## PROBLEM TO SOLVE
Work through the records below and tally every line containing "others". Reply with the total alone.

===== INPUT FOR THIS TASK

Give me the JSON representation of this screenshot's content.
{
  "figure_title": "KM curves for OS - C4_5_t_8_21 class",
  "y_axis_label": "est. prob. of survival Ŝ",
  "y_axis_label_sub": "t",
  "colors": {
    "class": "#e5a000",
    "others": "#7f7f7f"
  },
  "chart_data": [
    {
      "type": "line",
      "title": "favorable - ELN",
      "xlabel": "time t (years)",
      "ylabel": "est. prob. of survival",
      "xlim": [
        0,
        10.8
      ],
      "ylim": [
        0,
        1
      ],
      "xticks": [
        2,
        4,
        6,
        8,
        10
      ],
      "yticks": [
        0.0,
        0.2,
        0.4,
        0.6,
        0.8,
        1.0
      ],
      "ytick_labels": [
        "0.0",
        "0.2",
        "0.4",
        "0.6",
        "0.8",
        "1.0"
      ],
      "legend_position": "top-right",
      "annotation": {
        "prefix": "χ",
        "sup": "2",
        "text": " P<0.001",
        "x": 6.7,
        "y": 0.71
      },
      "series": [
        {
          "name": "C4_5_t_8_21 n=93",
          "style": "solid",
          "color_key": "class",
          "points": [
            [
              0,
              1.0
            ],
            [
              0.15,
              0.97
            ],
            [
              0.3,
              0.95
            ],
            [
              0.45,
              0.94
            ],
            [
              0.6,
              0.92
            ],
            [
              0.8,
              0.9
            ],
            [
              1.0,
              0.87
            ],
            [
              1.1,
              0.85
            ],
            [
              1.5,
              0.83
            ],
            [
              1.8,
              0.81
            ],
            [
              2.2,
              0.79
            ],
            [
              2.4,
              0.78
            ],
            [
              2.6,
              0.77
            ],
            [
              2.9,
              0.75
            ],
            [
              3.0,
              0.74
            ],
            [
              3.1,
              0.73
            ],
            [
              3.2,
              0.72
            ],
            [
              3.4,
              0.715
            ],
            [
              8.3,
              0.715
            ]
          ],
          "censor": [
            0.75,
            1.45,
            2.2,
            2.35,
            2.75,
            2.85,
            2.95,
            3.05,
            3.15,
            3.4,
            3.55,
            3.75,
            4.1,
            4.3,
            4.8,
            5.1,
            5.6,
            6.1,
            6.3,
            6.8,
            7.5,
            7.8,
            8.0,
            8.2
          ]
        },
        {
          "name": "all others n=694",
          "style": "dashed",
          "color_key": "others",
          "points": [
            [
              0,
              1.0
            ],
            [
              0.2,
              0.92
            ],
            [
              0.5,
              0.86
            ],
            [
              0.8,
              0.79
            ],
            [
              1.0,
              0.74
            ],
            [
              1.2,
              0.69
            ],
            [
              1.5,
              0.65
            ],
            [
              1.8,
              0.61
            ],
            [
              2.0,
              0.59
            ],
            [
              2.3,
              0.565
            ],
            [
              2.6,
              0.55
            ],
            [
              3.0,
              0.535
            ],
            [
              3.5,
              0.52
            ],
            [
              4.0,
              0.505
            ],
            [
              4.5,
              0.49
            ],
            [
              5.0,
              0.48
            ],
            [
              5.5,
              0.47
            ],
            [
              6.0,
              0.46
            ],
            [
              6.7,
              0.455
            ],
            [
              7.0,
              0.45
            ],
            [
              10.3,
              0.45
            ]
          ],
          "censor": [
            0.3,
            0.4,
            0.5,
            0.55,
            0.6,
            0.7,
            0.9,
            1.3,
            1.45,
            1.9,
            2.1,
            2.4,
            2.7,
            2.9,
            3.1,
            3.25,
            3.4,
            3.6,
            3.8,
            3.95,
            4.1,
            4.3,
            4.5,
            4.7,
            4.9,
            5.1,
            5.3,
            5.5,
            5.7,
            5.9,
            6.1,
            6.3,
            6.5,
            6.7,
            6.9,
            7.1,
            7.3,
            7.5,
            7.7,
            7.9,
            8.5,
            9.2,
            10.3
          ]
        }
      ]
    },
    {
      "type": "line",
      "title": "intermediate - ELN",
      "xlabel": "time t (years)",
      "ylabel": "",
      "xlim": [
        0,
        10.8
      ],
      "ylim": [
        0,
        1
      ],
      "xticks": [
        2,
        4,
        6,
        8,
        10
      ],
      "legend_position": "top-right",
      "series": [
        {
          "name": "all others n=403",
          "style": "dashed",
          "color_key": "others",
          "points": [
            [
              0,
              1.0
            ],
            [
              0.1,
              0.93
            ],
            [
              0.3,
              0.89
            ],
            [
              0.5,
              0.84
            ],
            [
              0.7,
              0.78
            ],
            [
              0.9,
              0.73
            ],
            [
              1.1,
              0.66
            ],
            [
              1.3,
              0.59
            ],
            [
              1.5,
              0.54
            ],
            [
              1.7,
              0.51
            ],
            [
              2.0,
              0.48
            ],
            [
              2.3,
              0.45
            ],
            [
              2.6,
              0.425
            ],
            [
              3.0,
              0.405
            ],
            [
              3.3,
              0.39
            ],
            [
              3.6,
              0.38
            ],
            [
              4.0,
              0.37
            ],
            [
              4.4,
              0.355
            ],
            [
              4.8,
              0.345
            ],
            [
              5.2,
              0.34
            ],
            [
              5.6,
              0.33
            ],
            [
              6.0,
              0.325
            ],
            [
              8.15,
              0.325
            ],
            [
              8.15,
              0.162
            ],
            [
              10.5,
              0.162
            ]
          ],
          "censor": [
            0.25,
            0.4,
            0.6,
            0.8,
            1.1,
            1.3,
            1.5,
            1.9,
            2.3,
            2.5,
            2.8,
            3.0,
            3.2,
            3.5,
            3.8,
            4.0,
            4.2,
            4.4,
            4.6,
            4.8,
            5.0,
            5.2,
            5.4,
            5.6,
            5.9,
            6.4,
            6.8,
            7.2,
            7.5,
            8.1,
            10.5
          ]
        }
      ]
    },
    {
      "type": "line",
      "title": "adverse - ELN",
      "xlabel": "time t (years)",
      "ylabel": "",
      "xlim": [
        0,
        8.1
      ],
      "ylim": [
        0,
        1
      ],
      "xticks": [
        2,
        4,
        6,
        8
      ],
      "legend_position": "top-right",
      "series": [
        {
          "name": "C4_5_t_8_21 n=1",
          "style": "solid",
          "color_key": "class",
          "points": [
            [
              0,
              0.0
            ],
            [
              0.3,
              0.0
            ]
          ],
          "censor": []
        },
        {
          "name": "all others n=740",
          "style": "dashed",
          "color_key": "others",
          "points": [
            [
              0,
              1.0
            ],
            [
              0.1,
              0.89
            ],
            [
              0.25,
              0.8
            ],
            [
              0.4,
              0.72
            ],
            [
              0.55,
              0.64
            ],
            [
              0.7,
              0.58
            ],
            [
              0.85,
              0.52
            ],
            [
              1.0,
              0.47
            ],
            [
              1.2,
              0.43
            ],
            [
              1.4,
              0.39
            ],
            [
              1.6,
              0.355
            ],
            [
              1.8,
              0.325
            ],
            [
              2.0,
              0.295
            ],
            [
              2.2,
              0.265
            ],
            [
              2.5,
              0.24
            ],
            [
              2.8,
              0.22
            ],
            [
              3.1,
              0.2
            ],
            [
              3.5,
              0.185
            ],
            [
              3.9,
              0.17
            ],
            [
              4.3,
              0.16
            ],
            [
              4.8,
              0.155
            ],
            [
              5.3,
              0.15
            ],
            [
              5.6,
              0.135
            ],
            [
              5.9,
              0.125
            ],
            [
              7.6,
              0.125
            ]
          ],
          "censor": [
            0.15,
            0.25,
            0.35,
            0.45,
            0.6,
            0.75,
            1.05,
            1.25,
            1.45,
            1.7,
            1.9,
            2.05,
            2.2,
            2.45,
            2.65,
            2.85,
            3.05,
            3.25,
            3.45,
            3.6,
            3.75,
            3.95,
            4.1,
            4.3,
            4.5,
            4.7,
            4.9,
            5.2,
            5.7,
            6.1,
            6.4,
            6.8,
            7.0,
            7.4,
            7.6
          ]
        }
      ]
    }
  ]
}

==========

## TASK ANSWER
7